• Exercise goal
Reproduce the following material exactly, including every line.

(Collection entries)
[Begin]

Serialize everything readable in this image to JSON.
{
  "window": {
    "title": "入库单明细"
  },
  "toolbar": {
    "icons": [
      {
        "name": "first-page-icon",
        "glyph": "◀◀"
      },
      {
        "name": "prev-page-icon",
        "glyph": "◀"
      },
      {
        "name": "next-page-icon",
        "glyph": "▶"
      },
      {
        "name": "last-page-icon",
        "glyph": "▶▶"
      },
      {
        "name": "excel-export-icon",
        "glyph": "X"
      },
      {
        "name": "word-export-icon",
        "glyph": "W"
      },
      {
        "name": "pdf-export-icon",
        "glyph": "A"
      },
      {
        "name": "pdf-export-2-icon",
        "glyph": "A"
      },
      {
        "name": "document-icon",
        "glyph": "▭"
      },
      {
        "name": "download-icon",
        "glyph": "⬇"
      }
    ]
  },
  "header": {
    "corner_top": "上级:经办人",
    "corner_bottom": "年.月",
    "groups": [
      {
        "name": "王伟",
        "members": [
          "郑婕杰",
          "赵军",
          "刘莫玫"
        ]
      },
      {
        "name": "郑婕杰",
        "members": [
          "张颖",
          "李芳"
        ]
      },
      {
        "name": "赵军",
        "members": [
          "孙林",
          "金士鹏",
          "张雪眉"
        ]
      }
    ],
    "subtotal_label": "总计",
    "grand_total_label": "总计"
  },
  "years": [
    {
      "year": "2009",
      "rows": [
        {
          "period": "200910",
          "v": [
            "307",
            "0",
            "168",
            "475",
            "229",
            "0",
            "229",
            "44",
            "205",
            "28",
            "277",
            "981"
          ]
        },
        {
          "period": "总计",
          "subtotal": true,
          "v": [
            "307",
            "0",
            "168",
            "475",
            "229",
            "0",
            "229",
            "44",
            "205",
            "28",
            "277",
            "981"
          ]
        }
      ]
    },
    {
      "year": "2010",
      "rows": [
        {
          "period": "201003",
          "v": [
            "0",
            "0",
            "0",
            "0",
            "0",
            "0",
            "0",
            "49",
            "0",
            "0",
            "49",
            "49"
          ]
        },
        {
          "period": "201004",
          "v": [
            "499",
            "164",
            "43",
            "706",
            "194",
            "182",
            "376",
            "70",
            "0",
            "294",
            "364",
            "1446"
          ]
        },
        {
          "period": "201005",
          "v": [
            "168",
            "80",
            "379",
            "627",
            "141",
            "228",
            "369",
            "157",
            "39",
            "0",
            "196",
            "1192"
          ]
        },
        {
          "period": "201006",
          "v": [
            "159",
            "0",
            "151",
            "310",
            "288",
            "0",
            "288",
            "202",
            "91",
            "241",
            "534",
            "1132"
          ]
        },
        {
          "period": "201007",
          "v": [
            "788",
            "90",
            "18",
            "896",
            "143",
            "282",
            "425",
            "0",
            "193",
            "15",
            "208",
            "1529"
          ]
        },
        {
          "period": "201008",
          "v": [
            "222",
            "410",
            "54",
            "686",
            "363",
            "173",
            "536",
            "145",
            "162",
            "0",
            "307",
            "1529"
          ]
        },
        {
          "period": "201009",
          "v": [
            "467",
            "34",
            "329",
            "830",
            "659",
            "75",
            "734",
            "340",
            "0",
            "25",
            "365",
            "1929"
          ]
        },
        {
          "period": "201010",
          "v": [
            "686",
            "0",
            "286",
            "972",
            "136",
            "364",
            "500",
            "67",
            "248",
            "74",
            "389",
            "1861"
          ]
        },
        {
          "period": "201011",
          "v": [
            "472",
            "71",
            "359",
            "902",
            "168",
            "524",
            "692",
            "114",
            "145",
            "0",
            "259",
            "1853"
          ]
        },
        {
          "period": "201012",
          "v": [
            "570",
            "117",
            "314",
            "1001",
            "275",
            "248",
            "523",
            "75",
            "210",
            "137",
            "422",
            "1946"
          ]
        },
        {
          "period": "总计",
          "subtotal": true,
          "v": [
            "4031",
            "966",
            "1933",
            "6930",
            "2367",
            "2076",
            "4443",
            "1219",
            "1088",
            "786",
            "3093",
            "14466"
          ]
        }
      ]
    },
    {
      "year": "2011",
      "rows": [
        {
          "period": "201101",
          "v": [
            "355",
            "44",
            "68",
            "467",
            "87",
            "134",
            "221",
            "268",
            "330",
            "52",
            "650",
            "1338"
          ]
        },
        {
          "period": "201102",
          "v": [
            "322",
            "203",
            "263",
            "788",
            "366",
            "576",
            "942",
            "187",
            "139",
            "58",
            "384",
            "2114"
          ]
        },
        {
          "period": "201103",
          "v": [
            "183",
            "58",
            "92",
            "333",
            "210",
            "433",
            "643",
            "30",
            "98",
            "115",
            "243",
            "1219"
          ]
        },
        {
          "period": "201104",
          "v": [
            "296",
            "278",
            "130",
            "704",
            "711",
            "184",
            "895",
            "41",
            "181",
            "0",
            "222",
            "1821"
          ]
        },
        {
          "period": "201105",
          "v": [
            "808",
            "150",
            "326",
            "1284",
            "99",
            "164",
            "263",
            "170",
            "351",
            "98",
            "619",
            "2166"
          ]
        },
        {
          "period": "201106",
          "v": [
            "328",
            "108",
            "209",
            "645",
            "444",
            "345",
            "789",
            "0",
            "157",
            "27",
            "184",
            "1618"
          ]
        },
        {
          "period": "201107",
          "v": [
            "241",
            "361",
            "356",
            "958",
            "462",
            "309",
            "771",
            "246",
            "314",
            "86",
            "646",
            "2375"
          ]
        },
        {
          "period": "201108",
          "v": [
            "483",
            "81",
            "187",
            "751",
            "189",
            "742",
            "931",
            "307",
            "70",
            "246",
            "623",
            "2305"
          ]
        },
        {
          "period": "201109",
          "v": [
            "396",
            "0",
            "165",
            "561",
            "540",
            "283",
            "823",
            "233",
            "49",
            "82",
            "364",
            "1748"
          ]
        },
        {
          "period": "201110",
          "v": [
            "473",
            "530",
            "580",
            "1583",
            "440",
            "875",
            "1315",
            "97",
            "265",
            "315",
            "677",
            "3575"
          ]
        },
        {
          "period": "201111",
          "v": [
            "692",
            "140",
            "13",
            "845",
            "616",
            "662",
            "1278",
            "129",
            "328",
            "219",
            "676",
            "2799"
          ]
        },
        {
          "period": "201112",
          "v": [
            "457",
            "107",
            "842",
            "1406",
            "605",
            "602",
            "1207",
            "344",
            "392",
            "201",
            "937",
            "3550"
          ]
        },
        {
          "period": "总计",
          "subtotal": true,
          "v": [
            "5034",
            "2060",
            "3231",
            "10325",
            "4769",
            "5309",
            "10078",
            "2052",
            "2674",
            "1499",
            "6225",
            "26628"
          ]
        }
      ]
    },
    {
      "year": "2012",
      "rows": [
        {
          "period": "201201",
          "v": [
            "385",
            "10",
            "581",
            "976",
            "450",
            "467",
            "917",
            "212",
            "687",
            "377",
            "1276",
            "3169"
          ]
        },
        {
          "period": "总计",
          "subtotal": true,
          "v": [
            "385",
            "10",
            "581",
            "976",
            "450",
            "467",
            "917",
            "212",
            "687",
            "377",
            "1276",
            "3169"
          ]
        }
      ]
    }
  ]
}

[End]

• Correct output
Serialize everything readable in this image to JSON.
{
  "window": {
    "title": "入库单明细"
  },
  "toolbar": {
    "icons": [
      {
        "name": "first-page-icon",
        "glyph": "◀◀"
      },
      {
        "name": "prev-page-icon",
        "glyph": "◀"
      },
      {
        "name": "next-page-icon",
        "glyph": "▶"
      },
      {
        "name": "last-page-icon",
        "glyph": "▶▶"
      },
      {
        "name": "excel-export-icon",
        "glyph": "X"
      },
      {
        "name": "word-export-icon",
        "glyph": "W"
      },
      {
        "name": "pdf-export-icon",
        "glyph": "A"
      },
      {
        "name": "pdf-export-2-icon",
        "glyph": "A"
      },
      {
        "name": "document-icon",
        "glyph": "▭"
      },
      {
        "name": "download-icon",
        "glyph": "⬇"
      }
    ]
  },
  "header": {
    "corner_top": "上级:经办人",
    "corner_bottom": "年.月",
    "groups": [
      {
        "name": "王伟",
        "members": [
          "郑婕杰",
          "赵军",
          "刘莫玫"
        ]
      },
      {
        "name": "郑婕杰",
        "members": [
          "张颖",
          "李芳"
        ]
      },
      {
        "name": "赵军",
        "members": [
          "孙林",
          "金士鹏",
          "张雪眉"
        ]
      }
    ],
    "subtotal_label": "总计",
    "grand_total_label": "总计"
  },
  "years": [
    {
      "year": "2009",
      "rows": [
        {
          "period": "200910",
          "v": [
            "307",
            "0",
            "168",
            "475",
            "229",
            "0",
            "229",
            "44",
            "205",
            "28",
            "277",
            "981"
          ]
        },
        {
          "period": "总计",
          "subtotal": true,
          "v": [
            "307",
            "0",
            "168",
            "475",
            "229",
            "0",
            "229",
            "44",
            "205",
            "28",
            "277",
            "981"
          ]
        }
      ]
    },
    {
      "year": "2010",
      "rows": [
        {
          "period": "201003",
          "v": [
            "0",
            "0",
            "0",
            "0",
            "0",
            "0",
            "0",
            "49",
            "0",
            "0",
            "49",
            "49"
          ]
        },
        {
          "period": "201004",
          "v": [
            "499",
            "164",
            "43",
            "706",
            "194",
            "182",
            "376",
            "70",
            "0",
            "294",
            "364",
            "1446"
          ]
        },
        {
          "period": "201005",
          "v": [
            "168",
            "80",
            "379",
            "627",
            "141",
            "228",
            "369",
            "157",
            "39",
            "0",
            "196",
            "1192"
          ]
        },
        {
          "period": "201006",
          "v": [
            "159",
            "0",
            "151",
            "310",
            "288",
            "0",
            "288",
            "202",
            "91",
            "241",
            "534",
            "1132"
          ]
        },
        {
          "period": "201007",
          "v": [
            "788",
            "90",
            "18",
            "896",
            "143",
            "282",
            "425",
            "0",
            "193",
            "15",
            "208",
            "1529"
          ]
        },
        {
          "period": "201008",
          "v": [
            "222",
            "410",
            "54",
            "686",
            "363",
            "173",
            "536",
            "145",
            "162",
            "0",
            "307",
            "1529"
          ]
        },
        {
          "period": "201009",
          "v": [
            "467",
            "34",
            "329",
            "830",
            "659",
            "75",
            "734",
            "340",
            "0",
            "25",
            "365",
            "1929"
          ]
        },
        {
          "period": "201010",
          "v": [
            "686",
            "0",
            "286",
            "972",
            "136",
            "364",
            "500",
            "67",
            "248",
            "74",
            "389",
            "1861"
          ]
        },
        {
          "period": "201011",
          "v": [
            "472",
            "71",
            "359",
            "902",
            "168",
            "524",
            "692",
            "114",
            "145",
            "0",
            "259",
            "1853"
          ]
        },
        {
          "period": "201012",
          "v": [
            "570",
            "117",
            "314",
            "1001",
            "275",
            "248",
            "523",
            "75",
            "210",
            "137",
            "422",
            "1946"
          ]
        },
        {
          "period": "总计",
          "subtotal": true,
          "v": [
            "4031",
            "966",
            "1933",
            "6930",
            "2367",
            "2076",
            "4443",
            "1219",
            "1088",
            "786",
            "3093",
            "14466"
          ]
        }
      ]
    },
    {
      "year": "2011",
      "rows": [
        {
          "period": "201101",
          "v": [
            "355",
            "44",
            "68",
            "467",
            "87",
            "134",
            "221",
            "268",
            "330",
            "52",
            "650",
            "1338"
          ]
        },
        {
          "period": "201102",
          "v": [
            "322",
            "203",
            "263",
            "788",
            "366",
            "576",
            "942",
            "187",
            "139",
            "58",
            "384",
            "2114"
          ]
        },
        {
          "period": "201103",
          "v": [
            "183",
            "58",
            "92",
            "333",
            "210",
            "433",
            "643",
            "30",
            "98",
            "115",
            "243",
            "1219"
          ]
        },
        {
          "period": "201104",
          "v": [
            "296",
            "278",
            "130",
            "704",
            "711",
            "184",
            "895",
            "41",
            "181",
            "0",
            "222",
            "1821"
          ]
        },
        {
          "period": "201105",
          "v": [
            "808",
            "150",
            "326",
            "1284",
            "99",
            "164",
            "263",
            "170",
            "351",
            "98",
            "619",
            "2166"
          ]
        },
        {
          "period": "201106",
          "v": [
            "328",
            "108",
            "209",
            "645",
            "444",
            "345",
            "789",
            "0",
            "157",
            "27",
            "184",
            "1618"
          ]
        },
        {
          "period": "201107",
          "v": [
            "241",
            "361",
            "356",
            "958",
            "462",
            "309",
            "771",
            "246",
            "314",
            "86",
            "646",
            "2375"
          ]
        },
        {
          "period": "201108",
          "v": [
            "483",
            "81",
            "187",
            "751",
            "189",
            "742",
            "931",
            "307",
            "70",
            "246",
            "623",
            "2305"
          ]
        },
        {
          "period": "201109",
          "v": [
            "396",
            "0",
            "165",
            "561",
            "540",
            "283",
            "823",
            "233",
            "49",
            "82",
            "364",
            "1748"
          ]
        },
        {
          "period": "201110",
          "v": [
            "473",
            "530",
            "580",
            "1583",
            "440",
            "875",
            "1315",
            "97",
            "265",
            "315",
            "677",
            "3575"
          ]
        },
        {
          "period": "201111",
          "v": [
            "692",
            "140",
            "13",
            "845",
            "616",
            "662",
            "1278",
            "129",
            "328",
            "219",
            "676",
            "2799"
          ]
        },
        {
          "period": "201112",
          "v": [
            "457",
            "107",
            "842",
            "1406",
            "605",
            "602",
            "1207",
            "344",
            "392",
            "201",
            "937",
            "3550"
          ]
        },
        {
          "period": "总计",
          "subtotal": true,
          "v": [
            "5034",
            "2060",
            "3231",
            "10325",
            "4769",
            "5309",
            "10078",
            "2052",
            "2674",
            "1499",
            "6225",
            "26628"
          ]
        }
      ]
    },
    {
      "year": "2012",
      "rows": [
        {
          "period": "201201",
          "v": [
            "385",
            "10",
            "581",
            "976",
            "450",
            "467",
            "917",
            "212",
            "687",
            "377",
            "1276",
            "3169"
          ]
        },
        {
          "period": "总计",
          "subtotal": true,
          "v": [
            "385",
            "10",
            "581",
            "976",
            "450",
            "467",
            "917",
            "212",
            "687",
            "377",
            "1276",
            "3169"
          ]
        }
      ]
    }
  ]
}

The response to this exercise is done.